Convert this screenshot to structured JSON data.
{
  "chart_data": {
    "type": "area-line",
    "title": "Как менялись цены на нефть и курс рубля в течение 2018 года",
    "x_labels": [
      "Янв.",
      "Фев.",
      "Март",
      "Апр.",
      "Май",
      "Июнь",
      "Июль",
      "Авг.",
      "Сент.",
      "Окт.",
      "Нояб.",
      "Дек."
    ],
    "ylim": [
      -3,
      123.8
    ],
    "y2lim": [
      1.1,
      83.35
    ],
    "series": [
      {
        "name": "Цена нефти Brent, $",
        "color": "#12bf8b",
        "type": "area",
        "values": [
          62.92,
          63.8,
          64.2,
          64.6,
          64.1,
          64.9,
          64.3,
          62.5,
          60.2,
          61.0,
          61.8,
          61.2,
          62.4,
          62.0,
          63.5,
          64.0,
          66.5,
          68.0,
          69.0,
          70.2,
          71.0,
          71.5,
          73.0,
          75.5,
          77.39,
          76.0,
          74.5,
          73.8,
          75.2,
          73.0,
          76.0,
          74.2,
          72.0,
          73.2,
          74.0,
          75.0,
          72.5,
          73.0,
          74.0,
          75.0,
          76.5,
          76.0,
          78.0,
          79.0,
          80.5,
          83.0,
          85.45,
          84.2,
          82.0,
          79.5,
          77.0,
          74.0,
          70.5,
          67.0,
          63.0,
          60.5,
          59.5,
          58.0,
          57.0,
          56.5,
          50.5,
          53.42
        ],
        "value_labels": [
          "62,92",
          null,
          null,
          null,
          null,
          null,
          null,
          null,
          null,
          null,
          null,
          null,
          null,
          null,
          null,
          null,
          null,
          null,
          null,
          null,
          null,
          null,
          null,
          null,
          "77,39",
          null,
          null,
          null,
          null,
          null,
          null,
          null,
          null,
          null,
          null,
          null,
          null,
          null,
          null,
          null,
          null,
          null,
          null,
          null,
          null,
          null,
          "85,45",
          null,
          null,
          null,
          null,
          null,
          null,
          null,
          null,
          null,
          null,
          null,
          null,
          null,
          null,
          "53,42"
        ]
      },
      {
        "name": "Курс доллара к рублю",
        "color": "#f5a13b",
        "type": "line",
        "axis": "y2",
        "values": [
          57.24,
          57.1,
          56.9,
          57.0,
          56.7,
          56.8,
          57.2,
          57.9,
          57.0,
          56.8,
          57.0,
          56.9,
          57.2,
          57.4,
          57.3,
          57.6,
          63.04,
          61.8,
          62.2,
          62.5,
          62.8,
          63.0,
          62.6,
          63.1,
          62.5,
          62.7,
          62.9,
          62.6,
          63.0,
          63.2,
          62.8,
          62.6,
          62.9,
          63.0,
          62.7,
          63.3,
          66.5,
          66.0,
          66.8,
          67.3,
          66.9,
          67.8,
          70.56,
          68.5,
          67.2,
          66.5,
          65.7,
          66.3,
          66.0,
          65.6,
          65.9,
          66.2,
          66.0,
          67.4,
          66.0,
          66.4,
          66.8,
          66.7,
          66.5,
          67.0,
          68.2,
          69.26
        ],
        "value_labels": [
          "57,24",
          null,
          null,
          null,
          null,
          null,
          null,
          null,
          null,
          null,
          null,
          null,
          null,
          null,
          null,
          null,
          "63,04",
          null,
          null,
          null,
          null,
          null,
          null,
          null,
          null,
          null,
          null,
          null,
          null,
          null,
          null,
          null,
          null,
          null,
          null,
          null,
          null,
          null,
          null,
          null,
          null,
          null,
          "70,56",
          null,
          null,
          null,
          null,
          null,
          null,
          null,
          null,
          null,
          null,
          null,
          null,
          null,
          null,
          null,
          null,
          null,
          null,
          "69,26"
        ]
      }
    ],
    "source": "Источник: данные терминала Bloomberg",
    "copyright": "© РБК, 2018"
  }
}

What you will do => Copy out each record exactly as given, omitting none.

Result for this exercise =>
Convert this screenshot to structured JSON data.
{
  "chart_data": {
    "type": "area-line",
    "title": "Как менялись цены на нефть и курс рубля в течение 2018 года",
    "x_labels": [
      "Янв.",
      "Фев.",
      "Март",
      "Апр.",
      "Май",
      "Июнь",
      "Июль",
      "Авг.",
      "Сент.",
      "Окт.",
      "Нояб.",
      "Дек."
    ],
    "ylim": [
      -3,
      123.8
    ],
    "y2lim": [
      1.1,
      83.35
    ],
    "series": [
      {
        "name": "Цена нефти Brent, $",
        "color": "#12bf8b",
        "type": "area",
        "values": [
          62.92,
          63.8,
          64.2,
          64.6,
          64.1,
          64.9,
          64.3,
          62.5,
          60.2,
          61.0,
          61.8,
          61.2,
          62.4,
          62.0,
          63.5,
          64.0,
          66.5,
          68.0,
          69.0,
          70.2,
          71.0,
          71.5,
          73.0,
          75.5,
          77.39,
          76.0,
          74.5,
          73.8,
          75.2,
          73.0,
          76.0,
          74.2,
          72.0,
          73.2,
          74.0,
          75.0,
          72.5,
          73.0,
          74.0,
          75.0,
          76.5,
          76.0,
          78.0,
          79.0,
          80.5,
          83.0,
          85.45,
          84.2,
          82.0,
          79.5,
          77.0,
          74.0,
          70.5,
          67.0,
          63.0,
          60.5,
          59.5,
          58.0,
          57.0,
          56.5,
          50.5,
          53.42
        ],
        "value_labels": [
          "62,92",
          null,
          null,
          null,
          null,
          null,
          null,
          null,
          null,
          null,
          null,
          null,
          null,
          null,
          null,
          null,
          null,
          null,
          null,
          null,
          null,
          null,
          null,
          null,
          "77,39",
          null,
          null,
          null,
          null,
          null,
          null,
          null,
          null,
          null,
          null,
          null,
          null,
          null,
          null,
          null,
          null,
          null,
          null,
          null,
          null,
          null,
          "85,45",
          null,
          null,
          null,
          null,
          null,
          null,
          null,
          null,
          null,
          null,
          null,
          null,
          null,
          null,
          "53,42"
        ]
      },
      {
        "name": "Курс доллара к рублю",
        "color": "#f5a13b",
        "type": "line",
        "axis": "y2",
        "values": [
          57.24,
          57.1,
          56.9,
          57.0,
          56.7,
          56.8,
          57.2,
          57.9,
          57.0,
          56.8,
          57.0,
          56.9,
          57.2,
          57.4,
          57.3,
          57.6,
          63.04,
          61.8,
          62.2,
          62.5,
          62.8,
          63.0,
          62.6,
          63.1,
          62.5,
          62.7,
          62.9,
          62.6,
          63.0,
          63.2,
          62.8,
          62.6,
          62.9,
          63.0,
          62.7,
          63.3,
          66.5,
          66.0,
          66.8,
          67.3,
          66.9,
          67.8,
          70.56,
          68.5,
          67.2,
          66.5,
          65.7,
          66.3,
          66.0,
          65.6,
          65.9,
          66.2,
          66.0,
          67.4,
          66.0,
          66.4,
          66.8,
          66.7,
          66.5,
          67.0,
          68.2,
          69.26
        ],
        "value_labels": [
          "57,24",
          null,
          null,
          null,
          null,
          null,
          null,
          null,
          null,
          null,
          null,
          null,
          null,
          null,
          null,
          null,
          "63,04",
          null,
          null,
          null,
          null,
          null,
          null,
          null,
          null,
          null,
          null,
          null,
          null,
          null,
          null,
          null,
          null,
          null,
          null,
          null,
          null,
          null,
          null,
          null,
          null,
          null,
          "70,56",
          null,
          null,
          null,
          null,
          null,
          null,
          null,
          null,
          null,
          null,
          null,
          null,
          null,
          null,
          null,
          null,
          null,
          null,
          "69,26"
        ]
      }
    ],
    "source": "Источник: данные терминала Bloomberg",
    "copyright": "© РБК, 2018"
  }
}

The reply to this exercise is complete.